Extract every line that contains the string "type".

◇ ◇ ◇ ◇ ◇

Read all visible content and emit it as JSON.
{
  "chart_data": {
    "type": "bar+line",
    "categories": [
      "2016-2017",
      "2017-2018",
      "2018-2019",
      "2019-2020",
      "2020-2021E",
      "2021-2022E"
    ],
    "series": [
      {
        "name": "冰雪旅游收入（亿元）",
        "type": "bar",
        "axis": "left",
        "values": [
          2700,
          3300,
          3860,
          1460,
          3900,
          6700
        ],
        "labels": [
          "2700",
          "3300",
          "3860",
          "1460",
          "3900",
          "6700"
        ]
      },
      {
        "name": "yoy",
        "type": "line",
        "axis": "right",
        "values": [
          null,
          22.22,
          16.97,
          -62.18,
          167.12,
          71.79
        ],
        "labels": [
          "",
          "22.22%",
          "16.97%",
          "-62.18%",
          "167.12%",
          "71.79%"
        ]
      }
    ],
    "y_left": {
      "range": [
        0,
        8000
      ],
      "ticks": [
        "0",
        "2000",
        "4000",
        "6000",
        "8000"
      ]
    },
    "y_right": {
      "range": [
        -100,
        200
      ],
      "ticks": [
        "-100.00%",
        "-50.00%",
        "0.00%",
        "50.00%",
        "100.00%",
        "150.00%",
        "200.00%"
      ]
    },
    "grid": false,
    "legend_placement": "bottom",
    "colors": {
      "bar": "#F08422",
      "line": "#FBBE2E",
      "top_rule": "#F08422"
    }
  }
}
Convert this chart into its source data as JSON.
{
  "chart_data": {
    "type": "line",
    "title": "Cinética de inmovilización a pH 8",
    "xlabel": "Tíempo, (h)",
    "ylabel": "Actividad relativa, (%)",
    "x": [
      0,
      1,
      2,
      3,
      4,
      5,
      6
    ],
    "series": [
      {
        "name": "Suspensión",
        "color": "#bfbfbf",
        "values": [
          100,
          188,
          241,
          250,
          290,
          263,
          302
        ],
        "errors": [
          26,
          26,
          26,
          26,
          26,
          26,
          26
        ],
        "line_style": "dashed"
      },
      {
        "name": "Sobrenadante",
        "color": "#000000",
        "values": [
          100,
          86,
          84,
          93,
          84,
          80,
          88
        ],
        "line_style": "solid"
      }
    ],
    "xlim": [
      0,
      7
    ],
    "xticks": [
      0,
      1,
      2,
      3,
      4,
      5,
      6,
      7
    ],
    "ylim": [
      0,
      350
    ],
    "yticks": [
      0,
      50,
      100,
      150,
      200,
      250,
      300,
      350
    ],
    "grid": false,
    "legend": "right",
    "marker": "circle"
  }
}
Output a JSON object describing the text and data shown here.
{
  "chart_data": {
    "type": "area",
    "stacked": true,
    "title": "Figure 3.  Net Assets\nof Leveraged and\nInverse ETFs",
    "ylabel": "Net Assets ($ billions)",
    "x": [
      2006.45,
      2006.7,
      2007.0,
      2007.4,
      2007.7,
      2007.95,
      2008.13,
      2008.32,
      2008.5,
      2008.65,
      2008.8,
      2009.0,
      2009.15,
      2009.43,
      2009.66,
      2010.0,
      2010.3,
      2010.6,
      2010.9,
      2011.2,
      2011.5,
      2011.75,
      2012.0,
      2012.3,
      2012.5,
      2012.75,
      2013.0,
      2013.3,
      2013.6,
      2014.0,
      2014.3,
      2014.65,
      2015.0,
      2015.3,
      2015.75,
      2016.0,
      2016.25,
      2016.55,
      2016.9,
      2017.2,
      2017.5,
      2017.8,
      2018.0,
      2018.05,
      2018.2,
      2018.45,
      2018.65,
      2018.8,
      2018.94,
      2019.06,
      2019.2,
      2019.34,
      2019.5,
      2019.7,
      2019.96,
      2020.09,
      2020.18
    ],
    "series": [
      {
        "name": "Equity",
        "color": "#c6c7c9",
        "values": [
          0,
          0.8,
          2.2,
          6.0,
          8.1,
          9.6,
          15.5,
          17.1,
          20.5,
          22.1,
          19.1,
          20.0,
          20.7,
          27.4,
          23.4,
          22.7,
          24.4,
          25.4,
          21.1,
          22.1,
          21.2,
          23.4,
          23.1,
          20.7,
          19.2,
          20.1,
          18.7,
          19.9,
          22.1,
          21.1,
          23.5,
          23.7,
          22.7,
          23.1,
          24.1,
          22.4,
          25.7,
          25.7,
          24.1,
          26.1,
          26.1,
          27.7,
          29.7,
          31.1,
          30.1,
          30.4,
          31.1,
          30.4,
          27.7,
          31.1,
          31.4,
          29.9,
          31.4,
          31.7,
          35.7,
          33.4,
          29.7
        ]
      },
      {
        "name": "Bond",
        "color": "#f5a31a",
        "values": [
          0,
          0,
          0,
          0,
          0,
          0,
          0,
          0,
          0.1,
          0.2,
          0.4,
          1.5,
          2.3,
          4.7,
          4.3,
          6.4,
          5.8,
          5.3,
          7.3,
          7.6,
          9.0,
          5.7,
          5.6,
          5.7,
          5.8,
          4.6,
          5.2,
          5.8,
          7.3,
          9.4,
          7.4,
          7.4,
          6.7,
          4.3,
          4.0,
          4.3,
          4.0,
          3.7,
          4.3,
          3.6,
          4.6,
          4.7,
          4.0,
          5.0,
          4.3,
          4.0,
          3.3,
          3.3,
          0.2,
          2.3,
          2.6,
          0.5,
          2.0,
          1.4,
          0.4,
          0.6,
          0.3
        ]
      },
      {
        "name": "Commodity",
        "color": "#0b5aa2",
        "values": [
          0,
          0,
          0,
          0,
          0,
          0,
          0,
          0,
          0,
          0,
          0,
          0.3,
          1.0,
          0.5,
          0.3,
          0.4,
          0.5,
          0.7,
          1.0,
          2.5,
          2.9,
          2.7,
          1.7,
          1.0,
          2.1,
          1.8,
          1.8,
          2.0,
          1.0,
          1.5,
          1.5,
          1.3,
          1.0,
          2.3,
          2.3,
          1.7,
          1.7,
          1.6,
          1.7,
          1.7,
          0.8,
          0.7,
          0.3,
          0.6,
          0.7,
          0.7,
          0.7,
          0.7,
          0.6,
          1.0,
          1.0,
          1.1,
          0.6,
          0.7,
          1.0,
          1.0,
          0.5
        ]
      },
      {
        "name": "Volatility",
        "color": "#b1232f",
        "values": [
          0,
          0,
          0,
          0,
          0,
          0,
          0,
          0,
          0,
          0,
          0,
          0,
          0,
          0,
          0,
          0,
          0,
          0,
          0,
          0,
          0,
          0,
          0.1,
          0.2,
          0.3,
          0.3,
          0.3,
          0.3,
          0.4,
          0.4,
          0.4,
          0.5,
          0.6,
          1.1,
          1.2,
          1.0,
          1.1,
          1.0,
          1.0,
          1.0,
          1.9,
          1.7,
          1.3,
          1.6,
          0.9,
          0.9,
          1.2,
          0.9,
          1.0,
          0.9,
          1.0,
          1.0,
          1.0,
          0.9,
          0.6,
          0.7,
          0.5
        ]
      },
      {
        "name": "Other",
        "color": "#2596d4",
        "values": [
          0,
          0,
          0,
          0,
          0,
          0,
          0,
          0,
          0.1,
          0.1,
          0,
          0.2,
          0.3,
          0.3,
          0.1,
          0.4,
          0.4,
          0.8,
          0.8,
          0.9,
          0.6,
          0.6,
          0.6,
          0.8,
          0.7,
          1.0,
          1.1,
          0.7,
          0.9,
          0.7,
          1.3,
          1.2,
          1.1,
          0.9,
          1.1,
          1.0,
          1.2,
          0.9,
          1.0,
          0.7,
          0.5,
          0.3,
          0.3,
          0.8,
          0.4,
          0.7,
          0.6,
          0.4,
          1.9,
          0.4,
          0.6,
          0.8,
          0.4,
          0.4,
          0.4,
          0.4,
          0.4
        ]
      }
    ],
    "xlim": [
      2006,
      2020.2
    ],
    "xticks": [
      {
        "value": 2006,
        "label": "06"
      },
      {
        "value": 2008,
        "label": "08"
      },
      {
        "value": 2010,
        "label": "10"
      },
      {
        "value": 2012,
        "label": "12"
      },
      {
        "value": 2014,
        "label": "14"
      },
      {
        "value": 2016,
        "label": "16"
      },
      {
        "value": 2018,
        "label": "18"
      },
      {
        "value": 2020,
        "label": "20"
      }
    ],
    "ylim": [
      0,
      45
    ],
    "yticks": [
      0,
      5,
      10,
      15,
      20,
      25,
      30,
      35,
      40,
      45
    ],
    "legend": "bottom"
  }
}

◇ ◇ ◇ ◇ ◇

Full solution:
    "type": "bar+line",
        "type": "bar",
        "type": "line",
    "type": "line",
    "type": "area",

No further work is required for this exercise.